──────── Extrait du document ────────

Apparaît non seulement l’air du temps “au milieu des années deux-mille”, mais ce qui le comprime et oppresse la possibilité même qu’il y ait du sens. L’ombre qui le traverse devient une force dont les cendres brûlent : le redépart d’un feu est toujours possible, car l’écriture résiste dans le chant d’une telle prose où le fond d’émission humaine continue.
Elle nous dispose à regarder non seulement le narrateur mais à affronter le réel souffrant dans lequel nous nous retrouvons. Car il y a bien des échos entre ce que dit le héros et ce que nous avons pu éprouver dans un monde où les nantis font la loi.
L’humiliation du narrateur engendre ainsi une affirmation qui ne bascule pas dans la négation parce que le texte crée l’exposition absolue du langage à lui-même de même qu’une disposition absolue du langage au monde. Si bien que celui qui se dit incapable de passer à l’acte, en un tel soliloque, ré-articule l’existence. Un tel “ratage” demeure épique par effet de la prose magiquement exemptée d’une tendance aux significations vagues.

──────── Données ────────

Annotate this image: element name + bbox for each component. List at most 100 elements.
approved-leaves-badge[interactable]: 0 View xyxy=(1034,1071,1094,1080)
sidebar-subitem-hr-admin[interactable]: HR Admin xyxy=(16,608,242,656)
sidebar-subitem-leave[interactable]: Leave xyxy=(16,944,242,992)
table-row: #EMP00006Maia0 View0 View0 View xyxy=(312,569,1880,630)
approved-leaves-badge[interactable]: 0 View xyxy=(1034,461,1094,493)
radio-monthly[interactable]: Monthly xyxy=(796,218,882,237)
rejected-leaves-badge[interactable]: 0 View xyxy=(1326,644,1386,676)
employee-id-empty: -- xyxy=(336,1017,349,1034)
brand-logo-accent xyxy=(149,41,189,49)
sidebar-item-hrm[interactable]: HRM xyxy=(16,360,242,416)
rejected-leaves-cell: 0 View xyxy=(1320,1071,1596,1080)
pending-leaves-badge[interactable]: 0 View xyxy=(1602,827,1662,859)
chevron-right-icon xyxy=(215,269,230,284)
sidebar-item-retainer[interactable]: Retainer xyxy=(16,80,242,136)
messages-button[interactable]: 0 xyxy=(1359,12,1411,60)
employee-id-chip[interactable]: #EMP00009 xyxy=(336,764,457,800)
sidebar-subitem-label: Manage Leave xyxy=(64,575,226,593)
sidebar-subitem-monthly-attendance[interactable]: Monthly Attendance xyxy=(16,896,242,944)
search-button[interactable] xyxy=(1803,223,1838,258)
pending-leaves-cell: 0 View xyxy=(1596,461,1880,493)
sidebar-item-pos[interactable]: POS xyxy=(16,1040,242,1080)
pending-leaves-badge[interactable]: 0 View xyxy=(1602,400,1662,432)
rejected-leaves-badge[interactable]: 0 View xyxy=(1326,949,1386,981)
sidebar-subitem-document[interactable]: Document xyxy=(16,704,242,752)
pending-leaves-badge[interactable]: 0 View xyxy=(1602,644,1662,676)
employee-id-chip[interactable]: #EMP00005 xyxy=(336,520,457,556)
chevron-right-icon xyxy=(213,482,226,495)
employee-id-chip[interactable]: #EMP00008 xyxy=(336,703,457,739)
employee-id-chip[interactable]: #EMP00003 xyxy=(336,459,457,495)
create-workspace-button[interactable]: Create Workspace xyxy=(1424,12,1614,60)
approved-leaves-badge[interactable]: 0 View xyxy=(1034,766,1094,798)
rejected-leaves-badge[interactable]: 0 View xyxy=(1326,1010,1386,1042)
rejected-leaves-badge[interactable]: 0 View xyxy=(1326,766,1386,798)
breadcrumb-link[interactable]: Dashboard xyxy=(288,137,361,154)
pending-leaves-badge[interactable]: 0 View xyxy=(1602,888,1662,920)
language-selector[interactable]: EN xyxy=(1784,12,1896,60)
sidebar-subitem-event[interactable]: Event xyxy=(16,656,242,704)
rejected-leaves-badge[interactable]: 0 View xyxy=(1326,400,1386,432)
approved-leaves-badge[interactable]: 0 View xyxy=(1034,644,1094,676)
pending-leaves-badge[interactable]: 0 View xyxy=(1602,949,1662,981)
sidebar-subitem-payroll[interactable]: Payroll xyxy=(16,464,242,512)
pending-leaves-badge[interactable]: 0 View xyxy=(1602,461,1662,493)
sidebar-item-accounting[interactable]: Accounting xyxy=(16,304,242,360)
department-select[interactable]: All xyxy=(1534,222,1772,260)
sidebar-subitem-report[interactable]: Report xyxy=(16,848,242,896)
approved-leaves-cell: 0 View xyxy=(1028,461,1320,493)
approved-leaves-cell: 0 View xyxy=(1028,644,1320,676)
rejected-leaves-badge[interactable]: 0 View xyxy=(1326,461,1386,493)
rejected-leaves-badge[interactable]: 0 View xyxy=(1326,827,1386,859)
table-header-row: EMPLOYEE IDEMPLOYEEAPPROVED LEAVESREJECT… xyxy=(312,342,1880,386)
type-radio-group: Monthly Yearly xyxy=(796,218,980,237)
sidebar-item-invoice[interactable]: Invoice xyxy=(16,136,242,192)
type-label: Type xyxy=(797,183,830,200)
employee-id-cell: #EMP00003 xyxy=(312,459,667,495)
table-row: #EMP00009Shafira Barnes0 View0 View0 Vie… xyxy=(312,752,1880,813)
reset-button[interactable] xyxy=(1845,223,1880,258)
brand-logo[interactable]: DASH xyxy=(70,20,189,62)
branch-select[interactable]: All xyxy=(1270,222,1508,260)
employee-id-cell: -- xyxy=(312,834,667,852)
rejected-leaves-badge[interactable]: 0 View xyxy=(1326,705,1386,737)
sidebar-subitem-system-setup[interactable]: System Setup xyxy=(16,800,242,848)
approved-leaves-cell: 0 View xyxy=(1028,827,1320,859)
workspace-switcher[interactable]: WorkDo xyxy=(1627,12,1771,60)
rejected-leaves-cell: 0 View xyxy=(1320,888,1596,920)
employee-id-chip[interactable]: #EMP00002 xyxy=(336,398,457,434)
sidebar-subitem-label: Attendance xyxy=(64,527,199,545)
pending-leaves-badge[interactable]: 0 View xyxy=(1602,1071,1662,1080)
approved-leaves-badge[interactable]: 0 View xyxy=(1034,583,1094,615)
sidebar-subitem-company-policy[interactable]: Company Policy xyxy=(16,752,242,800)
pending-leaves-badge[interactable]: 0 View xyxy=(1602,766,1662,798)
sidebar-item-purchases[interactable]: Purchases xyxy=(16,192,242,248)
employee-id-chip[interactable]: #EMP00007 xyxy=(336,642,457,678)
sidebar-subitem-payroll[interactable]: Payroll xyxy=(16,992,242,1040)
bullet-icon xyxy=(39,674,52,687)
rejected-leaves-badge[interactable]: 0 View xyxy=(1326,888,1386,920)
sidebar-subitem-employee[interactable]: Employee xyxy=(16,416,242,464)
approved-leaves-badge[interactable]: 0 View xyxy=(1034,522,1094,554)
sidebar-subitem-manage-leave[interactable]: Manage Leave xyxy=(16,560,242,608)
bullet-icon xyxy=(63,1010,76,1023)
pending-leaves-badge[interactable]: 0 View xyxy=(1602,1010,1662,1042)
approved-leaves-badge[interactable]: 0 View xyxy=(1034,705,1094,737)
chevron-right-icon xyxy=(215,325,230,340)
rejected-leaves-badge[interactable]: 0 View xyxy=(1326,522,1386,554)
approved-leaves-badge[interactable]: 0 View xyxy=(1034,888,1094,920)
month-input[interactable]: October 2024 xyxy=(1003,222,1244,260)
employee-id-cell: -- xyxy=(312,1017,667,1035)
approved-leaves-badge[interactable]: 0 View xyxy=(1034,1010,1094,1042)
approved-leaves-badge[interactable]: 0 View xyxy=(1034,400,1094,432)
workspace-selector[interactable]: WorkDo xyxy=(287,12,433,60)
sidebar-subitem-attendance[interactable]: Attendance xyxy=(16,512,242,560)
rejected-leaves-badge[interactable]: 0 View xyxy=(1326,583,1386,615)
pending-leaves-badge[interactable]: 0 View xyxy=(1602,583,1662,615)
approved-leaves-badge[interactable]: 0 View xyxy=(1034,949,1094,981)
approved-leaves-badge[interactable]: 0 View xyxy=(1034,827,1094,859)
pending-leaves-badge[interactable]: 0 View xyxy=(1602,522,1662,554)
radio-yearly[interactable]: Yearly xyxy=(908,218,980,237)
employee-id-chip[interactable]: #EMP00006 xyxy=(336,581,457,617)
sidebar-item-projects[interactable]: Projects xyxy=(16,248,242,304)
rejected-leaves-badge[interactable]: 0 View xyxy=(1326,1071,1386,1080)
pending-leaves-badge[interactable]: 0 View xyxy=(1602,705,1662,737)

────────

■ Consigne: Recopiez intégralement, sans rien modifier, le passage critique sur le soliloque du narrateur. La liste n'a aucun rôle ici.

■ Réponse finale:
Apparaît non seulement l’air du temps “au milieu des années deux-mille”, mais ce qui le comprime et oppresse la possibilité même qu’il y ait du sens. L’ombre qui le traverse devient une force dont les cendres brûlent : le redépart d’un feu est toujours possible, car l’écriture résiste dans le chant d’une telle prose où le fond d’émission humaine continue.
Elle nous dispose à regarder non seulement le narrateur mais à affronter le réel souffrant dans lequel nous nous retrouvons. Car il y a bien des échos entre ce que dit le héros et ce que nous avons pu éprouver dans un monde où les nantis font la loi.
L’humiliation du narrateur engendre ainsi une affirmation qui ne bascule pas dans la négation parce que le texte crée l’exposition absolue du langage à lui-même de même qu’une disposition absolue du langage au monde. Si bien que celui qui se dit incapable de passer à l’acte, en un tel soliloque, ré-articule l’existence. Un tel “ratage” demeure épique par effet de la prose magiquement exemptée d’une tendance aux significations vagues.